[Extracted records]

======

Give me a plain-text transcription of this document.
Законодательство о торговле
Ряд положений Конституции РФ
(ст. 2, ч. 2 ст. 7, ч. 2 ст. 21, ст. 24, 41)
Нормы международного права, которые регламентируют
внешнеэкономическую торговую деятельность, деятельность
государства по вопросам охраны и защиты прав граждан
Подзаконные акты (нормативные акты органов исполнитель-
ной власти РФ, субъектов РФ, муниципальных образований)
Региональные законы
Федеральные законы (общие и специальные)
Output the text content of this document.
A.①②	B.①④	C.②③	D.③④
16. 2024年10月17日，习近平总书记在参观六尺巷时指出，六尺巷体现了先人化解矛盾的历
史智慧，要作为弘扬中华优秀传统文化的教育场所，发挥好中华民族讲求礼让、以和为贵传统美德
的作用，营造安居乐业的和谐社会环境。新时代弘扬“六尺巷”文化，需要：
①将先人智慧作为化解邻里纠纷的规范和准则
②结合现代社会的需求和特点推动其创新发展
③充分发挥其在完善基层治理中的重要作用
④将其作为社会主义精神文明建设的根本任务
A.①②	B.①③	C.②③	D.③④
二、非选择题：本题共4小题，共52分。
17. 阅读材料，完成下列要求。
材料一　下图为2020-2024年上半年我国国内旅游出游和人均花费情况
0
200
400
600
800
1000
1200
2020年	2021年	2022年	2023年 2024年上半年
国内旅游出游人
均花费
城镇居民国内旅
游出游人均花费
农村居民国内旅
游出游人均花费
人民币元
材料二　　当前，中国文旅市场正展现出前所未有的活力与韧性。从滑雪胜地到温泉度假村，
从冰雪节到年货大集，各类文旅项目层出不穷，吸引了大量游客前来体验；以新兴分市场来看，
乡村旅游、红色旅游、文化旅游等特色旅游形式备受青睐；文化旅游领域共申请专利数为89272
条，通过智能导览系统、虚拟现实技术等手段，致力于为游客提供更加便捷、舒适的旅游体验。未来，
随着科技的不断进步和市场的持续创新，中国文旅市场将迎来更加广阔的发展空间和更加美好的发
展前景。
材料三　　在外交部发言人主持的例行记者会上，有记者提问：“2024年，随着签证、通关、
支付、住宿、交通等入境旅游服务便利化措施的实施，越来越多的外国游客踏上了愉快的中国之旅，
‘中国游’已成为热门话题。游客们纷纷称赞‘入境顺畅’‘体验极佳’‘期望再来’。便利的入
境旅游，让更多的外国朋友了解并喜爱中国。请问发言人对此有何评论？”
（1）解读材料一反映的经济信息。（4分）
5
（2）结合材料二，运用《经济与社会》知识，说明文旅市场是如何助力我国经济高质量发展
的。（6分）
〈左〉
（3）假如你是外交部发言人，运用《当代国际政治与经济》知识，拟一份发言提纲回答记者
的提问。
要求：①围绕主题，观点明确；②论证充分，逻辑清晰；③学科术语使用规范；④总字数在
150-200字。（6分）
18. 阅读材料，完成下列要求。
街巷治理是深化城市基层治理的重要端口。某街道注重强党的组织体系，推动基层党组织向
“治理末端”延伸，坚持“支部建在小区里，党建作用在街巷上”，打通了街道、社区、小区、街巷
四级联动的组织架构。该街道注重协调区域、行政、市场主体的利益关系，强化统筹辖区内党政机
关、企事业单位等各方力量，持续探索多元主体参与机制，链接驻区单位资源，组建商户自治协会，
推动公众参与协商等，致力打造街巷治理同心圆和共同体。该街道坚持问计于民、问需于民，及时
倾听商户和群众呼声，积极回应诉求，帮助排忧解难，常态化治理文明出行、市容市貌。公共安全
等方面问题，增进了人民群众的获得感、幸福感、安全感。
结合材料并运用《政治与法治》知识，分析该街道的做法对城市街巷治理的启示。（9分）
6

======

» Problem requirements
Check each line of the material above for "this" and say how many lines contain it, giving the number alone.

» Expected output
2